── DATA FOR THIS EXERCISE ──
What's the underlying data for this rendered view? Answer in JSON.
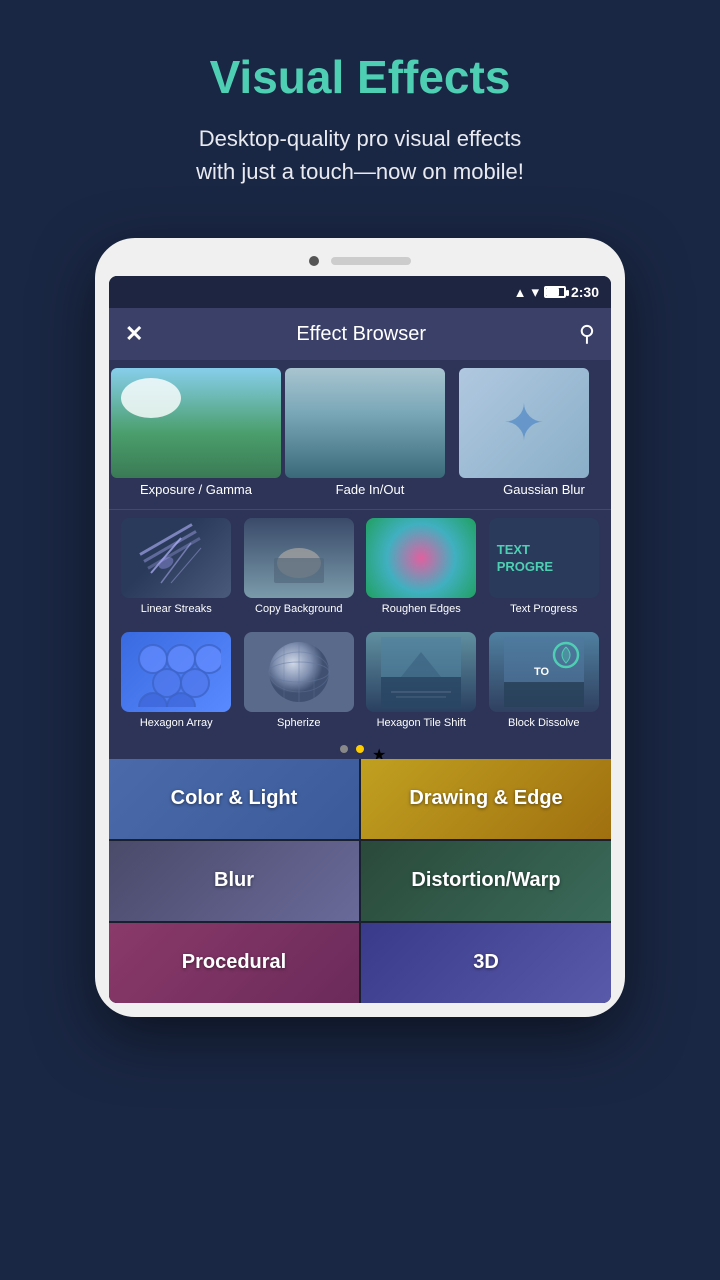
{
  "header": {
    "title": "Visual Effects",
    "subtitle": "Desktop-quality pro visual effects\nwith just a touch—now on mobile!"
  },
  "status_bar": {
    "time": "2:30"
  },
  "toolbar": {
    "title": "Effect Browser",
    "close_icon": "×",
    "search_icon": "🔍"
  },
  "horizontal_effects": [
    {
      "label": "Exposure / Gamma",
      "thumb": "sky"
    },
    {
      "label": "Fade In/Out",
      "thumb": "lake"
    },
    {
      "label": "Gaussian Blur",
      "thumb": "blur"
    }
  ],
  "grid_effects_row1": [
    {
      "label": "Linear Streaks",
      "thumb": "linear"
    },
    {
      "label": "Copy Background",
      "thumb": "copy-bg"
    },
    {
      "label": "Roughen Edges",
      "thumb": "roughen"
    },
    {
      "label": "Text Progress",
      "thumb": "text-prog"
    }
  ],
  "grid_effects_row2": [
    {
      "label": "Hexagon Array",
      "thumb": "hexarray"
    },
    {
      "label": "Spherize",
      "thumb": "spherize"
    },
    {
      "label": "Hexagon Tile Shift",
      "thumb": "hextile"
    },
    {
      "label": "Block Dissolve",
      "thumb": "blockdissolve"
    }
  ],
  "pagination": {
    "dots": [
      "inactive",
      "active",
      "star"
    ]
  },
  "categories": [
    {
      "label": "Color & Light",
      "style": "cat-color-light"
    },
    {
      "label": "Drawing & Edge",
      "style": "cat-drawing"
    },
    {
      "label": "Blur",
      "style": "cat-blur"
    },
    {
      "label": "Distortion/Warp",
      "style": "cat-distortion"
    },
    {
      "label": "Procedural",
      "style": "cat-procedural"
    },
    {
      "label": "3D",
      "style": "cat-3d"
    }
  ]
}
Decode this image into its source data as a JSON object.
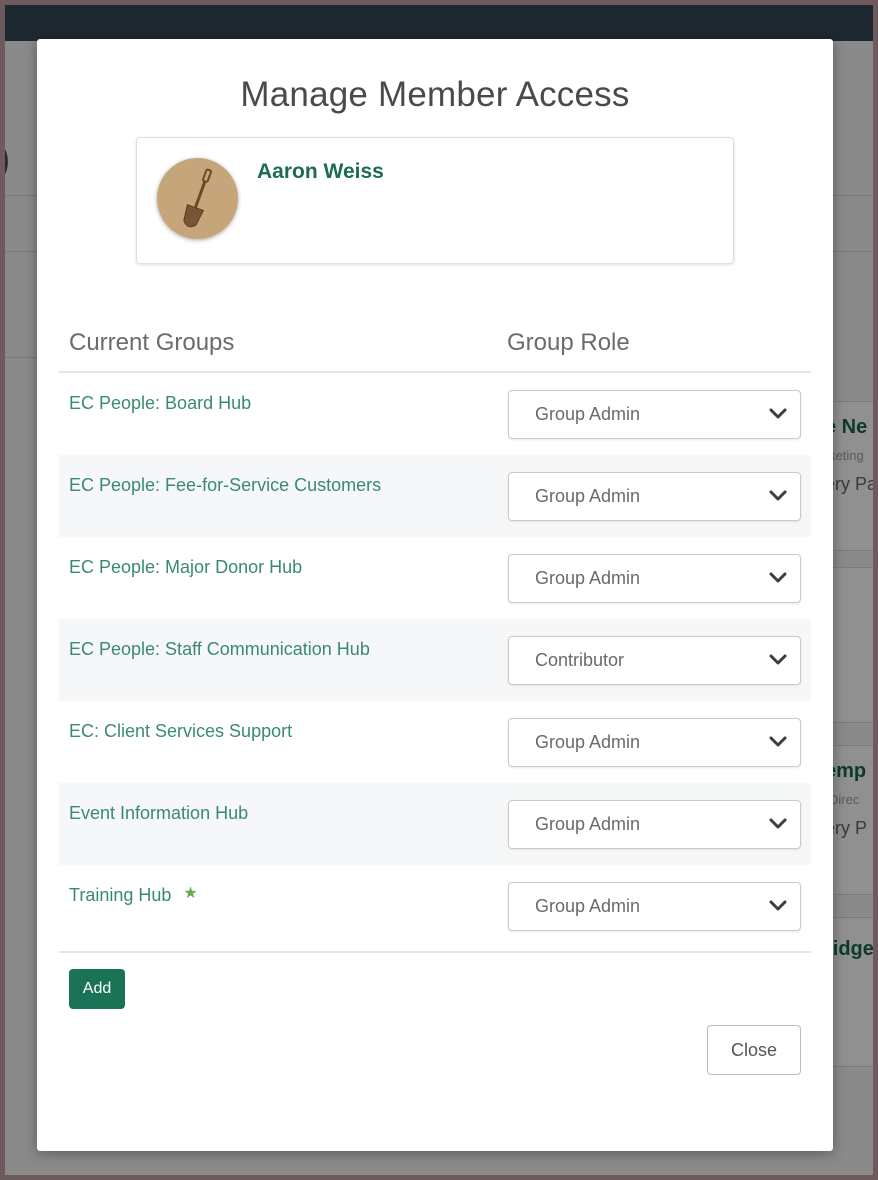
{
  "modal": {
    "title": "Manage Member Access",
    "member": {
      "name": "Aaron Weiss",
      "avatar_icon": "shovel-icon"
    },
    "columns": {
      "groups": "Current Groups",
      "role": "Group Role"
    },
    "groups": [
      {
        "name": "EC People: Board Hub",
        "role": "Group Admin",
        "starred": false
      },
      {
        "name": "EC People: Fee-for-Service Customers",
        "role": "Group Admin",
        "starred": false
      },
      {
        "name": "EC People: Major Donor Hub",
        "role": "Group Admin",
        "starred": false
      },
      {
        "name": "EC People: Staff Communication Hub",
        "role": "Contributor",
        "starred": false
      },
      {
        "name": "EC: Client Services Support",
        "role": "Group Admin",
        "starred": false
      },
      {
        "name": "Event Information Hub",
        "role": "Group Admin",
        "starred": false
      },
      {
        "name": "Training Hub",
        "role": "Group Admin",
        "starred": true
      }
    ],
    "add_label": "Add",
    "close_label": "Close"
  },
  "background": {
    "cards": [
      {
        "title": "e Ne",
        "subtitle": "keting",
        "line": "ery Pa"
      },
      {
        "title": "emp",
        "subtitle": "Direc",
        "line": "ery P"
      },
      {
        "title": "ridge",
        "subtitle": "",
        "line": ""
      }
    ],
    "left_glyph": ")"
  },
  "colors": {
    "accent": "#1b7357",
    "link": "#3a8a73",
    "star": "#6aa84f",
    "topbar": "#1e2830"
  }
}
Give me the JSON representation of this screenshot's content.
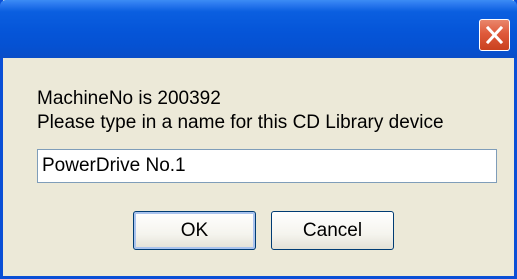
───
**REQUIRED TASK:** Each record should be quoted exactly, with the images omitted.

**RESPONSE TO THE TASK:**
What's the underlying data for this rendered view? Answer in JSON.
{
  "header": {
    "title": "Visual Effects",
    "subtitle": "Desktop-quality pro visual effects\nwith just a touch—now on mobile!"
  },
  "status_bar": {
    "time": "2:30"
  },
  "toolbar": {
    "title": "Effect Browser",
    "close_icon": "×",
    "search_icon": "🔍"
  },
  "horizontal_effects": [
    {
      "label": "Exposure / Gamma",
      "thumb": "sky"
    },
    {
      "label": "Fade In/Out",
      "thumb": "lake"
    },
    {
      "label": "Gaussian Blur",
      "thumb": "blur"
    }
  ],
  "grid_effects_row1": [
    {
      "label": "Linear Streaks",
      "thumb": "linear"
    },
    {
      "label": "Copy Background",
      "thumb": "copy-bg"
    },
    {
      "label": "Roughen Edges",
      "thumb": "roughen"
    },
    {
      "label": "Text Progress",
      "thumb": "text-prog"
    }
  ],
  "grid_effects_row2": [
    {
      "label": "Hexagon Array",
      "thumb": "hexarray"
    },
    {
      "label": "Spherize",
      "thumb": "spherize"
    },
    {
      "label": "Hexagon Tile Shift",
      "thumb": "hextile"
    },
    {
      "label": "Block Dissolve",
      "thumb": "blockdissolve"
    }
  ],
  "pagination": {
    "dots": [
      "inactive",
      "active",
      "star"
    ]
  },
  "categories": [
    {
      "label": "Color & Light",
      "style": "cat-color-light"
    },
    {
      "label": "Drawing & Edge",
      "style": "cat-drawing"
    },
    {
      "label": "Blur",
      "style": "cat-blur"
    },
    {
      "label": "Distortion/Warp",
      "style": "cat-distortion"
    },
    {
      "label": "Procedural",
      "style": "cat-procedural"
    },
    {
      "label": "3D",
      "style": "cat-3d"
    }
  ]
}
Decode this image into its source data as a JSON object.
{
  "modal": {
    "title": "Manage Member Access",
    "member": {
      "name": "Aaron Weiss",
      "avatar_icon": "shovel-icon"
    },
    "columns": {
      "groups": "Current Groups",
      "role": "Group Role"
    },
    "groups": [
      {
        "name": "EC People: Board Hub",
        "role": "Group Admin",
        "starred": false
      },
      {
        "name": "EC People: Fee-for-Service Customers",
        "role": "Group Admin",
        "starred": false
      },
      {
        "name": "EC People: Major Donor Hub",
        "role": "Group Admin",
        "starred": false
      },
      {
        "name": "EC People: Staff Communication Hub",
        "role": "Contributor",
        "starred": false
      },
      {
        "name": "EC: Client Services Support",
        "role": "Group Admin",
        "starred": false
      },
      {
        "name": "Event Information Hub",
        "role": "Group Admin",
        "starred": false
      },
      {
        "name": "Training Hub",
        "role": "Group Admin",
        "starred": true
      }
    ],
    "add_label": "Add",
    "close_label": "Close"
  },
  "background": {
    "cards": [
      {
        "title": "e Ne",
        "subtitle": "keting",
        "line": "ery Pa"
      },
      {
        "title": "emp",
        "subtitle": "Direc",
        "line": "ery P"
      },
      {
        "title": "ridge",
        "subtitle": "",
        "line": ""
      }
    ],
    "left_glyph": ")"
  },
  "colors": {
    "accent": "#1b7357",
    "link": "#3a8a73",
    "star": "#6aa84f",
    "topbar": "#1e2830"
  }
}
Give me the JSON representation of this screenshot's content.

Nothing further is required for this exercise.